— START OF DATA ROWS —
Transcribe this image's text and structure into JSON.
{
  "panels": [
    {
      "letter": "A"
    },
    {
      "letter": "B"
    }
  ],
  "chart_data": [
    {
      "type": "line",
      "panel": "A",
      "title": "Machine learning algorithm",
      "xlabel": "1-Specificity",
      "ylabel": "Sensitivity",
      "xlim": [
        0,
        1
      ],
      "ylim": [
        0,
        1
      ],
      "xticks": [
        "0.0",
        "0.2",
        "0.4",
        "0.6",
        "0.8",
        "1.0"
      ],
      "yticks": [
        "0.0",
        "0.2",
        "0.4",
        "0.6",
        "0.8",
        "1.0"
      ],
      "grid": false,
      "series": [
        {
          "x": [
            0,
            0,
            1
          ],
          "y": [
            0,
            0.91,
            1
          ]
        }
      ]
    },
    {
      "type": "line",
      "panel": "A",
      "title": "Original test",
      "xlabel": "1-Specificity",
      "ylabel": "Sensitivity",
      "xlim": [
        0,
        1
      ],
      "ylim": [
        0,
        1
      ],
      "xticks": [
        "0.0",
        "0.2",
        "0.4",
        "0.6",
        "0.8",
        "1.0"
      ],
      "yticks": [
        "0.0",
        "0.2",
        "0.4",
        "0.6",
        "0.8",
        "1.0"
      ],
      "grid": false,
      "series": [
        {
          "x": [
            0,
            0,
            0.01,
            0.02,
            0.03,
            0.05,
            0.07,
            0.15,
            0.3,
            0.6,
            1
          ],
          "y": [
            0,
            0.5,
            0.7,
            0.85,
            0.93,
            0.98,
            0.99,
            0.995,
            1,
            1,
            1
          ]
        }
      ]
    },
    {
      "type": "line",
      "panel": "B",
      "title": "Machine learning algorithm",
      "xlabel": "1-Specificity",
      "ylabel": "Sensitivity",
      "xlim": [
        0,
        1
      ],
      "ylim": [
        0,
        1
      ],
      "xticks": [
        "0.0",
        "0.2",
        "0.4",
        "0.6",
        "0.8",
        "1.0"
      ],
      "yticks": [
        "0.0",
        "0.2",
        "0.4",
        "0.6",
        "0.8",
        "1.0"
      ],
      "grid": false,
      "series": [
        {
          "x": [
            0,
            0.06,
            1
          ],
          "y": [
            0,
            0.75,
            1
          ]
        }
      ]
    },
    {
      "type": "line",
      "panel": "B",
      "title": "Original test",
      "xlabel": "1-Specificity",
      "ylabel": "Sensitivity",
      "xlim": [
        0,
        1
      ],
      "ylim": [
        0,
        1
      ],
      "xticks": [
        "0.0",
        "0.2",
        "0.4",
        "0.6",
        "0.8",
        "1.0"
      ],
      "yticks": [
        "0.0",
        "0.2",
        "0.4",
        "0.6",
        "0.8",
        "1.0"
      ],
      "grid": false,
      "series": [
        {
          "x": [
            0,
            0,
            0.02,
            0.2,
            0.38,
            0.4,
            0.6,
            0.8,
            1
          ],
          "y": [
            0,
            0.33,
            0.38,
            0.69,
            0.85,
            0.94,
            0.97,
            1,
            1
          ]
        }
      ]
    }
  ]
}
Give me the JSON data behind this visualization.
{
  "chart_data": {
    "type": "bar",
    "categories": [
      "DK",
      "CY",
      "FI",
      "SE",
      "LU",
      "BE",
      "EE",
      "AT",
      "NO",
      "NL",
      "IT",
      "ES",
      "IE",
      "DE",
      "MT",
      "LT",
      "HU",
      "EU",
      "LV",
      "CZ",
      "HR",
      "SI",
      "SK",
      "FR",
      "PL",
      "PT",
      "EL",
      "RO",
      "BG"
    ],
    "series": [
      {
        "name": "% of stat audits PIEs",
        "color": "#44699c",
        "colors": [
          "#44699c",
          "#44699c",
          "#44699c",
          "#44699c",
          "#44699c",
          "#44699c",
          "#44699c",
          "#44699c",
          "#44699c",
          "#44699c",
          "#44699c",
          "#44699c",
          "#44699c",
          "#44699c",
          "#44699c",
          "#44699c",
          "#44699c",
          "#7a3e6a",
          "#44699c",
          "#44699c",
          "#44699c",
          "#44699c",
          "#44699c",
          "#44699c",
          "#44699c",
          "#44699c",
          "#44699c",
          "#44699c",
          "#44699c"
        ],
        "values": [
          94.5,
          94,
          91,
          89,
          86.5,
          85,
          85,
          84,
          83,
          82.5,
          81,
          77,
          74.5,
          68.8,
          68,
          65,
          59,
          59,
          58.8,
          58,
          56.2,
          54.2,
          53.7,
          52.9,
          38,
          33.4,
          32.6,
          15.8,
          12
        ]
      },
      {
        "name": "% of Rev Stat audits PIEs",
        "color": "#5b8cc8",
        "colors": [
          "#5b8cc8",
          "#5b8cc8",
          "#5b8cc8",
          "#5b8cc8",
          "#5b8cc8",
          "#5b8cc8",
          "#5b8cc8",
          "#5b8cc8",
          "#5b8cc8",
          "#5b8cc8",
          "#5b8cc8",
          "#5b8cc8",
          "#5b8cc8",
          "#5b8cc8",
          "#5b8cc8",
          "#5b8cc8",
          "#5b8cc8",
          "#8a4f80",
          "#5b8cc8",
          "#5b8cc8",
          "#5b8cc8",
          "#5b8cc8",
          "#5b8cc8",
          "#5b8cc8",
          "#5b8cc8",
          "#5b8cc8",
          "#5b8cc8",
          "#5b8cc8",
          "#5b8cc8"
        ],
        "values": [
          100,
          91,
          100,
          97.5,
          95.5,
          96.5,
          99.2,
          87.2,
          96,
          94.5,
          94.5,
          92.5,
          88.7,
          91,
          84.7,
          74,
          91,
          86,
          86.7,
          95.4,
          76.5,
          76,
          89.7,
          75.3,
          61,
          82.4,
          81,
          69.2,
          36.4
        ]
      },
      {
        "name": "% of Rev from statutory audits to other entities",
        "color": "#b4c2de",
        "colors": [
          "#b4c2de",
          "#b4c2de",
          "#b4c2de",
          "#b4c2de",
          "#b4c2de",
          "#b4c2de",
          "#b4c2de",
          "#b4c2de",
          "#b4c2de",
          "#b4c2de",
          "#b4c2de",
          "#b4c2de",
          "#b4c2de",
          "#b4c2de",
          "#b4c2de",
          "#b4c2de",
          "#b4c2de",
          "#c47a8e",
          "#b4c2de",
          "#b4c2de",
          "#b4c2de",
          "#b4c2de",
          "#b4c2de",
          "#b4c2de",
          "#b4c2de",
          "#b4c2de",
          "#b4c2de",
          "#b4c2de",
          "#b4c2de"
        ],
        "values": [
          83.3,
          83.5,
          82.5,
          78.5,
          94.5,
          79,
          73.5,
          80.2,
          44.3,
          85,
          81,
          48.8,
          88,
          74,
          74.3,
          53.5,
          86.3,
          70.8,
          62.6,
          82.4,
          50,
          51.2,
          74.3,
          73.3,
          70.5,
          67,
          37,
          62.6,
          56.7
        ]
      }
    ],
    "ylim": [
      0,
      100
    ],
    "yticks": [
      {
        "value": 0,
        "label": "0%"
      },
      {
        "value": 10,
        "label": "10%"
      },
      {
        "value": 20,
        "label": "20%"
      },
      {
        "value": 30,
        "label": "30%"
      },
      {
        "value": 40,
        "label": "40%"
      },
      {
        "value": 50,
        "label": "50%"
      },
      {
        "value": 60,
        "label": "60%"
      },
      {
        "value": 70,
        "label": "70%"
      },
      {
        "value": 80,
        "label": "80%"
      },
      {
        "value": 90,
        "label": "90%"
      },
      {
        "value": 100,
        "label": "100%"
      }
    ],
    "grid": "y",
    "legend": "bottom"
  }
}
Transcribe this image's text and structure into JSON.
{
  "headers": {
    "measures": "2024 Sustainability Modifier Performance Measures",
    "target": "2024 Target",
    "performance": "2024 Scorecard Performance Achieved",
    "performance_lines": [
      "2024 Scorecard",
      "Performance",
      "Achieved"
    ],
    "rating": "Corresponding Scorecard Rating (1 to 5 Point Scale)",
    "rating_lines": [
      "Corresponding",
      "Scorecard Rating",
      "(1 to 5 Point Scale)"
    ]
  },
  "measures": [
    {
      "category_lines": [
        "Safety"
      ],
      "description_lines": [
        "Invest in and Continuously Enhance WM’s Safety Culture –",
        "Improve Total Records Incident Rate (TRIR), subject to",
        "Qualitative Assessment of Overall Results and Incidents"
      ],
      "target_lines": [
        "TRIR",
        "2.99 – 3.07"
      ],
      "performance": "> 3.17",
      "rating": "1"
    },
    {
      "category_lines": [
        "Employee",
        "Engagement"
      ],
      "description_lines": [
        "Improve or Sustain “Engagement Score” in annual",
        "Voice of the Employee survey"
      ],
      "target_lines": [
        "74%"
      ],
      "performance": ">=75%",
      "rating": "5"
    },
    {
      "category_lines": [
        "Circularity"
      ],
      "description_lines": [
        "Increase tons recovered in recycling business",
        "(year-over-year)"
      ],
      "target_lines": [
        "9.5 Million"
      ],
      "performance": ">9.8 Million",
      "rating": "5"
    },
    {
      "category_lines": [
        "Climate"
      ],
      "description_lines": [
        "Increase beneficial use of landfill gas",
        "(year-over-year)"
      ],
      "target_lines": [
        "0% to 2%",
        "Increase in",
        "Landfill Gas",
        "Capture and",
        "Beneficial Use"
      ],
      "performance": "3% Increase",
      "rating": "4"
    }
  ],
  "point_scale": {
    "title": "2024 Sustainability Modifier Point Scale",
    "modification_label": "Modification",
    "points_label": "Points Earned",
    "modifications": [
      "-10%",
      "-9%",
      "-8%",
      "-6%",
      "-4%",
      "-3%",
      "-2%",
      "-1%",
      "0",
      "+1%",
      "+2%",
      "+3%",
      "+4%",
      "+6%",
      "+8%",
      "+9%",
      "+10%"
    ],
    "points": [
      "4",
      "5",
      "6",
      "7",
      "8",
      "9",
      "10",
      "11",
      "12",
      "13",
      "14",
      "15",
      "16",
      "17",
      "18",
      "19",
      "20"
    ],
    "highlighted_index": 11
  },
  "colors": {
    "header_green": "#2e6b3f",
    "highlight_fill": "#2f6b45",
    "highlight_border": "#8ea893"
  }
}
— END OF DATA ROWS —
WRITTEN INSTRUCTION:
Give the count of lines in the data shown above that contain "Engagement", and nothing else.

COMPLETED TASK:
2